**Task requirements**
How does naledge say a picture of the new lizard was found, according to the forum thread?

**Text**
Sounds like a dangerous way of finding large monitors :lol:


----------



## krissy78 (Apr 7, 2010)

2 penis' that is one lucky lizard


----------



## GeckoJosh (Apr 7, 2010)

Nothing special about this one, all it has is a hemi-penis, I thought all snakes and lizards had those?


----------



## naledge (Apr 7, 2010)

cris said:


> Sounds like a dangerous way of finding large monitors :lol:



Hahaha. Could be a good bait though, reminds me of Jackass in the snake enclosure.


----------



## miss2 (Apr 7, 2010)

am i a sicko if i say i wanna see pics? lol


----------



## Sdaji (Apr 7, 2010)

ZOMG! They found a lizard with a double penis? What next? A snake with something similar? No, that's just too crazy!


----------



## VickiR (Apr 7, 2010)

miss2 said:


> am i a sicko if i say i wanna see pics? lol




Im with u Miss2, I
Proof!! and just a big lookies


----------



## Stevo2 (Apr 7, 2010)

I wanna know where it's going to find a sheila with 2 vaginas...?


----------



## Chris1 (Apr 7, 2010)

Stevo2 said:


> I wanna know where it's going to find a sheila with 2 vaginas...?



hahahaha


----------



## Frustration (Apr 7, 2010)

Stevo2 said:


> I wanna know where it's going to find a sheila with 2 vaginas...?



now thats a comment with class... lol
...
im all for descriptions... but i would love to see a pic of this new lizard


----------



## Sdaji (Apr 7, 2010)

Everyone realises that every lizard (including all snakes) has a 'double penis', right? And it's just a local variant of a species of goanna which is well known from nearby, and this population has been well known for a long time, even routinely eaten by the locals, and it's just that they've now decided to put a separate name on this population. Being a goanna they've made it sound exciting by saying it's a relative of the Komodo Monitor ("dragon").

I mean, "Wow, awesome! A NEW SPECIES of GIANT lizard with FREAKISH GENITALS which are ASTOUNDINGLY similar to other reptiles including SERPENTS and GIANT DRAGONS!" :lol:

If there's nothing interesting to report, dress up something boring as something amazing :lol:


----------



## Stevo2 (Apr 7, 2010)

Spoilsport


----------



## naledge (Apr 7, 2010)

Frustration said:


> now thats a comment with class... lol
> ...
> im all for descriptions... but i would love to see a pic of this new lizard



I Googled it's scientific name last night and found a pic on a different news article.


----------



## Frustration (Apr 8, 2010)

yeah just saw the pic on another thread...


----------



## moosenoose (Apr 8, 2010)

Ahhh the old Double Donged Dragon!  That's its common name by the way.


----------



## Andrais (Apr 8, 2010)

apparently when my cousin lived in the phillipines on his parents farm they used to feed a lizard that looked like this new one they found :| probably just a non reptile person misunderstanding up are ther any monitors in the phillipines that look like this one?


----------

Element box annotations
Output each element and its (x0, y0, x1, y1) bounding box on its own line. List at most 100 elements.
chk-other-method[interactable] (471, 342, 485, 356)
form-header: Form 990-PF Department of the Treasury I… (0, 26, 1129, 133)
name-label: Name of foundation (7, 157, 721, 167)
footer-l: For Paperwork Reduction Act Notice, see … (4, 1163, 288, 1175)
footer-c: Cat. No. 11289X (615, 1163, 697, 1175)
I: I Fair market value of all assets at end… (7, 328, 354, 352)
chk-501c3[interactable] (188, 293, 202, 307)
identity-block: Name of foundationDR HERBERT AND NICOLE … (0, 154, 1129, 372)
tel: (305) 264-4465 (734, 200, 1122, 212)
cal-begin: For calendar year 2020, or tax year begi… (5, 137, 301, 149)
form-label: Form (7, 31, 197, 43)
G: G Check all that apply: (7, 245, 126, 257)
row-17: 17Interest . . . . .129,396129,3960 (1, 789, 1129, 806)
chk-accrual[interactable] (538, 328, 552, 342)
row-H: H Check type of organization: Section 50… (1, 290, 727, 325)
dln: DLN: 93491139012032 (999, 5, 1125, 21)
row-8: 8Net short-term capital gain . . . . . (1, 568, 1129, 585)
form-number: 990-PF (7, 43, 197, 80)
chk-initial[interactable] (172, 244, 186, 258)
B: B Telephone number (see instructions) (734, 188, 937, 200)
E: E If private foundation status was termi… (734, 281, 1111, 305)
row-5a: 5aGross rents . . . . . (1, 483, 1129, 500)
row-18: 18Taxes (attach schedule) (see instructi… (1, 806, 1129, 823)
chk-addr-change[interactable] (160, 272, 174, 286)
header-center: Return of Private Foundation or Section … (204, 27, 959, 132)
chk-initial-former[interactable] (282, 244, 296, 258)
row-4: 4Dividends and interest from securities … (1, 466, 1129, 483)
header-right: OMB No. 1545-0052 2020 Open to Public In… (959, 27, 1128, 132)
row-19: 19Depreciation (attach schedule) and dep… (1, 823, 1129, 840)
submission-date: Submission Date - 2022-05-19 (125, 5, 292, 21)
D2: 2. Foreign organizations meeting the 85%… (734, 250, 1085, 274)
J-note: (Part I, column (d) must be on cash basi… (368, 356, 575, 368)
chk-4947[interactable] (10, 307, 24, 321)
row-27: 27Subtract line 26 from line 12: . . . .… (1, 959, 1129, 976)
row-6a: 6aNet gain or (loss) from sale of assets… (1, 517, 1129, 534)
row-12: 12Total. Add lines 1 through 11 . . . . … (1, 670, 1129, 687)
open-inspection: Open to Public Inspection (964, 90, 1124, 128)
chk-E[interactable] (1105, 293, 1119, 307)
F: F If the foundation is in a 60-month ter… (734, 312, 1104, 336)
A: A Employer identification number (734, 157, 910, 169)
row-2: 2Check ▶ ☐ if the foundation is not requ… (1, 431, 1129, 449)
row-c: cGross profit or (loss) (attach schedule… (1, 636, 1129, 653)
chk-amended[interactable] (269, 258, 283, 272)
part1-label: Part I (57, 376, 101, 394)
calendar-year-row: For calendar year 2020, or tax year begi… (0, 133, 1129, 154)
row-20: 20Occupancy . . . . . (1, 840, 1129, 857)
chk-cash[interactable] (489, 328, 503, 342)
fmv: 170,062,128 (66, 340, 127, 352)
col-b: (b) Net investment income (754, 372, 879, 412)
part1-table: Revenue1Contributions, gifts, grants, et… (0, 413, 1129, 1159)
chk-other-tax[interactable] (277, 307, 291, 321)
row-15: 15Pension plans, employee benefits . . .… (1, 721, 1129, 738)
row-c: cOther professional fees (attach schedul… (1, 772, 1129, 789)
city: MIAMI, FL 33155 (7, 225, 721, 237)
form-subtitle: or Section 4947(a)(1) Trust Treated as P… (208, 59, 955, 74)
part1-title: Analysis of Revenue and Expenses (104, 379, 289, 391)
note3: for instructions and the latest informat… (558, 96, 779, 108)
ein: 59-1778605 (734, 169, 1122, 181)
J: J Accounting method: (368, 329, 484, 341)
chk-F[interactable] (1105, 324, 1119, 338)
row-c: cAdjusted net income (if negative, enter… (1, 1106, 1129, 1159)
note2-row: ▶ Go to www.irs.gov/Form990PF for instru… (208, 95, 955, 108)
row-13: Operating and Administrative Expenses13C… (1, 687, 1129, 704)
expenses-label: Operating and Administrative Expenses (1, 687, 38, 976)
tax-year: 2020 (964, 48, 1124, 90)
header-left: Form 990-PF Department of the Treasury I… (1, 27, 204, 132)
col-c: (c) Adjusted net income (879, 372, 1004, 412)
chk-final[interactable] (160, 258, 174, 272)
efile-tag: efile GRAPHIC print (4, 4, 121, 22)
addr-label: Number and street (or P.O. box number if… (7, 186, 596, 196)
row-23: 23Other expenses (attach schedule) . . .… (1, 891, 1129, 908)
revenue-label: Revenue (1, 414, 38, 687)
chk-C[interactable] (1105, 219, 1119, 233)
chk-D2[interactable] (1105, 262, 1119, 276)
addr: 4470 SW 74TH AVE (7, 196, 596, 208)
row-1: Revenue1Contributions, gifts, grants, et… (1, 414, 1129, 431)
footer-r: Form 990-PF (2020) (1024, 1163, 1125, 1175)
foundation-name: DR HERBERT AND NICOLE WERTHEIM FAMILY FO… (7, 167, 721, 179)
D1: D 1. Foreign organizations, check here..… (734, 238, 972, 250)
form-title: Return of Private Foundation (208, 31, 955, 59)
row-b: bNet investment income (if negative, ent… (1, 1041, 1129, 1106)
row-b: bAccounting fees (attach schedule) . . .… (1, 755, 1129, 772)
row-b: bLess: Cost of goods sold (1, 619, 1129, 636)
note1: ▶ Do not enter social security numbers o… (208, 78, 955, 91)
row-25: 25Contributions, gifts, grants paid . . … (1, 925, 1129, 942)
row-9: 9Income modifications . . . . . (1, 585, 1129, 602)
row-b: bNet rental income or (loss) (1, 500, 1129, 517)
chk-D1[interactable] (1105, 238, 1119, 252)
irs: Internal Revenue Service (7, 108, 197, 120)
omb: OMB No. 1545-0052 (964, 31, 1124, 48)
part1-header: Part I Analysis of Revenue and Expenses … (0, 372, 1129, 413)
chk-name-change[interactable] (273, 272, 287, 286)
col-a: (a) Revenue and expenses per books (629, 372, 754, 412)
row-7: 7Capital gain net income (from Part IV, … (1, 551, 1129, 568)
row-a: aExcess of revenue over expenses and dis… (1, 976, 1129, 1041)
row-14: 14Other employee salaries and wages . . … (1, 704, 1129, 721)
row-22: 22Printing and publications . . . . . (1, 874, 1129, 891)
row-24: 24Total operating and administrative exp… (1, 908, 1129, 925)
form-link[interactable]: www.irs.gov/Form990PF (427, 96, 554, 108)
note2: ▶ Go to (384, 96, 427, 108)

**Output for this task**
By Googling its scientific name, which turned up a picture in a different news article.